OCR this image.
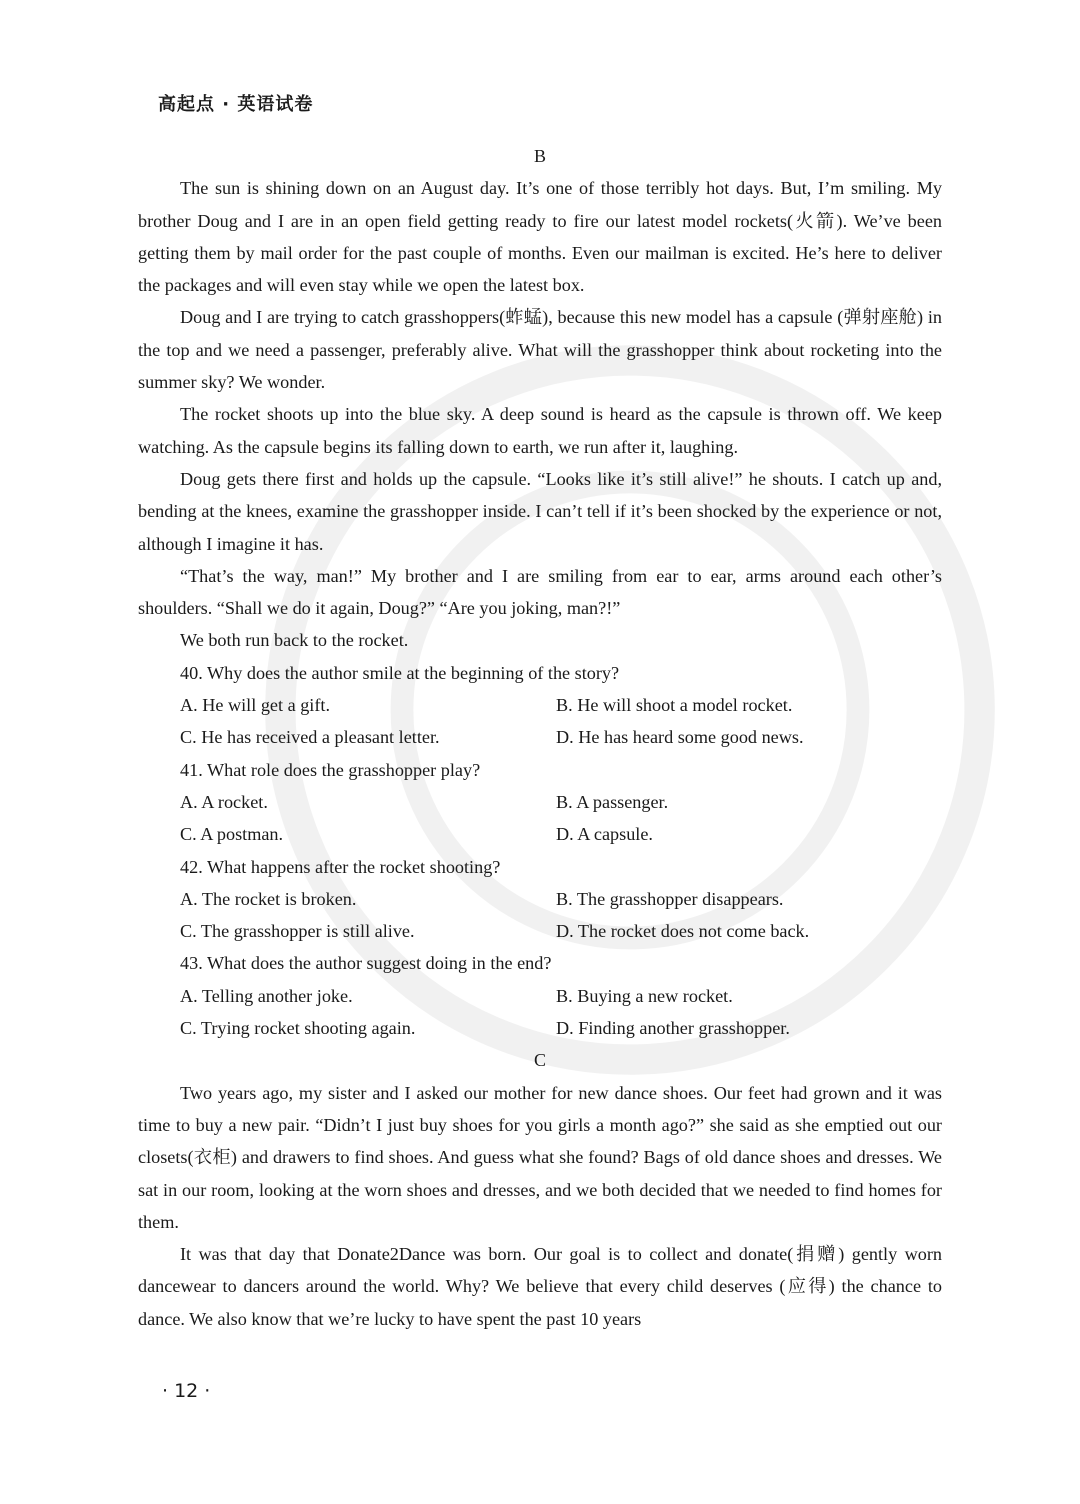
高起点 · 英语试卷
B

The sun is shining down on an August day. It’s one of those terribly hot days. But, I’m smiling. My brother Doug and I are in an open field getting ready to fire our latest model rockets(火箭). We’ve been getting them by mail order for the past couple of months. Even our mailman is excited. He’s here to deliver the packages and will even stay while we open the latest box.

Doug and I are trying to catch grasshoppers(蚱蜢), because this new model has a capsule (弹射座舱) in the top and we need a passenger, preferably alive. What will the grasshopper think about rocketing into the summer sky? We wonder.

The rocket shoots up into the blue sky. A deep sound is heard as the capsule is thrown off. We keep watching. As the capsule begins its falling down to earth, we run after it, laughing.

Doug gets there first and holds up the capsule. “Looks like it’s still alive!” he shouts. I catch up and, bending at the knees, examine the grasshopper inside. I can’t tell if it’s been shocked by the experience or not, although I imagine it has.

“That’s the way, man!” My brother and I are smiling from ear to ear, arms around each other’s shoulders. “Shall we do it again, Doug?” “Are you joking, man?!”

We both run back to the rocket.

40. Why does the author smile at the beginning of the story?

A. He will get a gift.	B. He will shoot a model rocket.
C. He has received a pleasant letter.	D. He has heard some good news.

41. What role does the grasshopper play?

A. A rocket.	B. A passenger.
C. A postman.	D. A capsule.

42. What happens after the rocket shooting?

A. The rocket is broken.	B. The grasshopper disappears.
C. The grasshopper is still alive.	D. The rocket does not come back.

43. What does the author suggest doing in the end?

A. Telling another joke.	B. Buying a new rocket.
C. Trying rocket shooting again.	D. Finding another grasshopper.
C

Two years ago, my sister and I asked our mother for new dance shoes. Our feet had grown and it was time to buy a new pair. “Didn’t I just buy shoes for you girls a month ago?” she said as she emptied out our closets(衣柜) and drawers to find shoes. And guess what she found? Bags of old dance shoes and dresses. We sat in our room, looking at the worn shoes and dresses, and we both decided that we needed to find homes for them.

It was that day that Donate2Dance was born. Our goal is to collect and donate(捐赠) gently worn dancewear to dancers around the world. Why? We believe that every child deserves (应得) the chance to dance. We also know that we’re lucky to have spent the past 10 years

· 12 ·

====================

WHAT THE TASK REQUIRES
Copy each line above that contains the word "passenger".

EXERCISE SOLUTION
Doug and I are trying to catch grasshoppers(蚱蜢), because this new model has a capsule (弹射座舱) in the top and we need a passenger, preferably alive. What will the grasshopper think about rocketing into the summer sky? We wonder.
A. A rocket.	B. A passenger.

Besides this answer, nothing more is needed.